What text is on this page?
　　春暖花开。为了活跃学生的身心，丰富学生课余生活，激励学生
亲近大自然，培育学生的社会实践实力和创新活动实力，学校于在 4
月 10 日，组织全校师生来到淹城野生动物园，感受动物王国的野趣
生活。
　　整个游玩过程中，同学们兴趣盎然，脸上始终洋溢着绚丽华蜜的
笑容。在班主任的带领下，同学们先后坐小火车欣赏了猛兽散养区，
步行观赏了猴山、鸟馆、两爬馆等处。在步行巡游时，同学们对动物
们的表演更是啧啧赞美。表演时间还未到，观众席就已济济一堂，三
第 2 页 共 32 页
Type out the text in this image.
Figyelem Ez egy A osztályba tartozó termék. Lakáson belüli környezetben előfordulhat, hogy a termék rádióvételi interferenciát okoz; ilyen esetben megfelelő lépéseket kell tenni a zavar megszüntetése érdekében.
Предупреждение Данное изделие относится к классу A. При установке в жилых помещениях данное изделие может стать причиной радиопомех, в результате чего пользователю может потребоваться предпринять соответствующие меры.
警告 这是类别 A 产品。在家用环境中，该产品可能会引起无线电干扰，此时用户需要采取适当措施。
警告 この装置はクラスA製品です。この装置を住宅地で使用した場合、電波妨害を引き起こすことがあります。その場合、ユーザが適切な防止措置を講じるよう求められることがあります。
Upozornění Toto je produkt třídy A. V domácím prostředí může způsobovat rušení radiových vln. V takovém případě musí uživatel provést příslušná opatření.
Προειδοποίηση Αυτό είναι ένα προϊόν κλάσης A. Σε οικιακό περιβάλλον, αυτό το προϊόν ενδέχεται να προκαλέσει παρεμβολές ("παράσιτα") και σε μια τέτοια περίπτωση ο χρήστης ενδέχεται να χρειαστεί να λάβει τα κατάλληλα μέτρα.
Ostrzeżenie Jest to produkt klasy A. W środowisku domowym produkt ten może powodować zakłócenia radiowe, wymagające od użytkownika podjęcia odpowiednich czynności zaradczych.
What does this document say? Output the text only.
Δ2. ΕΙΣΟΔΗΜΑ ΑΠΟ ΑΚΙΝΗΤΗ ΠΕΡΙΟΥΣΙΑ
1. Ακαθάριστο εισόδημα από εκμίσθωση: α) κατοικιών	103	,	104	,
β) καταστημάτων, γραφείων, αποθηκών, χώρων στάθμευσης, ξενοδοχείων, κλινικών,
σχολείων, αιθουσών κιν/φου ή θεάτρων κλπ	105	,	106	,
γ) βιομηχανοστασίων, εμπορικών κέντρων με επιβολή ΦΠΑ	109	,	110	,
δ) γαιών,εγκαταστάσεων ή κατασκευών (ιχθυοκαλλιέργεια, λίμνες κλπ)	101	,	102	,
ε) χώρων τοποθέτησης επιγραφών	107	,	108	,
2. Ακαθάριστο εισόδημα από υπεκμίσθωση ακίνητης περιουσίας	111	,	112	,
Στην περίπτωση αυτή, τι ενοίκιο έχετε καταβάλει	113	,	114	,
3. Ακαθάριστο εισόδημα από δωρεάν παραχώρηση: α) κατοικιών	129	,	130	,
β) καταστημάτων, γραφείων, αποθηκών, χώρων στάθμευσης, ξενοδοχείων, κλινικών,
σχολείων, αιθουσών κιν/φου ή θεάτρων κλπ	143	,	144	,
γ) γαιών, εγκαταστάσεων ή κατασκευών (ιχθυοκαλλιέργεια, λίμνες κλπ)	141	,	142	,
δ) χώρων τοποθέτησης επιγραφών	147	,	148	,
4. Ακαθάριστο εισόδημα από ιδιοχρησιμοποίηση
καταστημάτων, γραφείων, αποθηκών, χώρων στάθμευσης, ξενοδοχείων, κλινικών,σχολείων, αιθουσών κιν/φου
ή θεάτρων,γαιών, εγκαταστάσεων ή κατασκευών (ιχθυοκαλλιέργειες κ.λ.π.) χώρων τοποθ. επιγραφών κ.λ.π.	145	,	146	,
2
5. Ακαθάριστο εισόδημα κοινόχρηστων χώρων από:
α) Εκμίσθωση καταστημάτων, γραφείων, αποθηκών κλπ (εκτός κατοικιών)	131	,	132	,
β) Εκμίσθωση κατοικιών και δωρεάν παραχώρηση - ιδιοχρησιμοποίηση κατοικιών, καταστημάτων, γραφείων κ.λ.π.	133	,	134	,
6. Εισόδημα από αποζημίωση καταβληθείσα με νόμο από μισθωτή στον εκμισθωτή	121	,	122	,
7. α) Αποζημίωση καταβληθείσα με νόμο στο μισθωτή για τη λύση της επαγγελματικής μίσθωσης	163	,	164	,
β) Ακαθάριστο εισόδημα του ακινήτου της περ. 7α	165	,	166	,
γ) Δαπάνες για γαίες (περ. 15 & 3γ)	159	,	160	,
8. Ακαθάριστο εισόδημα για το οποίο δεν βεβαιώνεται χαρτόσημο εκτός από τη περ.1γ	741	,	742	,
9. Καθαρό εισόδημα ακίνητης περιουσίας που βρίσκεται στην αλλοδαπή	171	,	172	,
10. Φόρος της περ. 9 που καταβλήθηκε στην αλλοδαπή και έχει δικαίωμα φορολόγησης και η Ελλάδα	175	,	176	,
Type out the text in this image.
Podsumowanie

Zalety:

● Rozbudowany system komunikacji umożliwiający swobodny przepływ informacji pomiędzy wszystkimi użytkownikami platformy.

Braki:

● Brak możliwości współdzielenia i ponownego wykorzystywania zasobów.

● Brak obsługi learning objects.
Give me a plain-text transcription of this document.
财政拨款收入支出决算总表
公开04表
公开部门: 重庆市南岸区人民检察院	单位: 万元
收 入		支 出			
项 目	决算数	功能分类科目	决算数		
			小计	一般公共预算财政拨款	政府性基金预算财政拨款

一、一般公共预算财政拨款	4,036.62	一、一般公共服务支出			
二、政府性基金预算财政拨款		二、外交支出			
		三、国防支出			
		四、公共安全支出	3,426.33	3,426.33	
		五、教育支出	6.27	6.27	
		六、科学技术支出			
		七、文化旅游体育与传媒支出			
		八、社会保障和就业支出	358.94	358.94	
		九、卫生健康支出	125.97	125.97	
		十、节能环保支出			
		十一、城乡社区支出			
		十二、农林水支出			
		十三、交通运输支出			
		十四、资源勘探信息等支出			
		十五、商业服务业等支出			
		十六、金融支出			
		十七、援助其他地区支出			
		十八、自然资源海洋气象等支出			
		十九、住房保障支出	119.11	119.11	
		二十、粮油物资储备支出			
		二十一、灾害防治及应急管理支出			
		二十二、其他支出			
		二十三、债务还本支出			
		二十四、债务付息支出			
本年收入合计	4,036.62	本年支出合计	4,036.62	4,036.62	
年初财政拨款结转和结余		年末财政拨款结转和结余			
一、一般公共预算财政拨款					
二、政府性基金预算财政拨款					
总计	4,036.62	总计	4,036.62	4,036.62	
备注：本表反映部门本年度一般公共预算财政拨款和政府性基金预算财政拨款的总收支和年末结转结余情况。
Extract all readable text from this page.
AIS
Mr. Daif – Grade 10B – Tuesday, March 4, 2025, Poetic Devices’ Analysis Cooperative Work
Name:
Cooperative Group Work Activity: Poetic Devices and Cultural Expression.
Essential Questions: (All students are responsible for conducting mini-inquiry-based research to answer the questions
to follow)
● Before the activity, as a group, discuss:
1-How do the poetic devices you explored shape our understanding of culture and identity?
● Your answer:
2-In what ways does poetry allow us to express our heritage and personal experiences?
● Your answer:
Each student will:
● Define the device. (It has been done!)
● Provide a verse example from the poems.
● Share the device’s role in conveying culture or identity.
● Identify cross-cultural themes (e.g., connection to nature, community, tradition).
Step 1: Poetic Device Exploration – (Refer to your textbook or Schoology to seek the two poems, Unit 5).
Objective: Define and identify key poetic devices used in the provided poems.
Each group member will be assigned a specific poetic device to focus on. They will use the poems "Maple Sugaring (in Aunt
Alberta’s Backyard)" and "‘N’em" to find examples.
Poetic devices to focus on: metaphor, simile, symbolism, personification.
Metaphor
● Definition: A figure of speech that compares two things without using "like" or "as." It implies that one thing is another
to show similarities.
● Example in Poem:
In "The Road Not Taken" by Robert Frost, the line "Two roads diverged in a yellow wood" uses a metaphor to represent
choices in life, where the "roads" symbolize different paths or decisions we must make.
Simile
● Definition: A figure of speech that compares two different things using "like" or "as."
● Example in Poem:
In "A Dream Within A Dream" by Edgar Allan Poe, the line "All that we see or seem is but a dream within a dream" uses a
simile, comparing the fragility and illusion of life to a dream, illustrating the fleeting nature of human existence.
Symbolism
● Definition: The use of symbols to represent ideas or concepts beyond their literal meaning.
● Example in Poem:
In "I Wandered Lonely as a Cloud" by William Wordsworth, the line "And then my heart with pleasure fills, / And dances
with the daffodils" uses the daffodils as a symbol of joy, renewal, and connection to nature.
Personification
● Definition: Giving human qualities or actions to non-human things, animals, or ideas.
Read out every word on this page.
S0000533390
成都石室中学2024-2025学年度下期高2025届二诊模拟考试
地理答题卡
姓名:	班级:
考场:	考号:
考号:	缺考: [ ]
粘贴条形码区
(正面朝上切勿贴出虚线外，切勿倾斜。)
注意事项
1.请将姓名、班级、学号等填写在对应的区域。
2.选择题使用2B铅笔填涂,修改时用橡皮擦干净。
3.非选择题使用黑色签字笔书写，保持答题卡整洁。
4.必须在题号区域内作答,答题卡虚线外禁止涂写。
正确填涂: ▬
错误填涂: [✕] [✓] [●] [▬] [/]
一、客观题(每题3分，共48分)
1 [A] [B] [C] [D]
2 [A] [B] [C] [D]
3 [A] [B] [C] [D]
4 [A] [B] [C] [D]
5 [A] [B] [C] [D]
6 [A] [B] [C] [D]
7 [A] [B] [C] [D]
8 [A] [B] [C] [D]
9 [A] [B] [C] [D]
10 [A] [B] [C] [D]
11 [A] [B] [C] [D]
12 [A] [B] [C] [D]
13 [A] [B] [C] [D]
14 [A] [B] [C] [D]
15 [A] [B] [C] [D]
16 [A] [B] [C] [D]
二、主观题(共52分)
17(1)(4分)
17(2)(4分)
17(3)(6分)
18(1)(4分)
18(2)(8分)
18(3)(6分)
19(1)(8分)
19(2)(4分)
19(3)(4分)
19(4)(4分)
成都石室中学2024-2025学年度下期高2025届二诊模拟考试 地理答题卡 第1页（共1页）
- - - - -
▶ _Work to do_: Check each line of the records for the word "connection", and show the lines that contain it.

▶ _Exercise response_:
● Identify cross-cultural themes (e.g., connection to nature, community, tradition).
with the daffodils" uses the daffodils as a symbol of joy, renewal, and connection to nature.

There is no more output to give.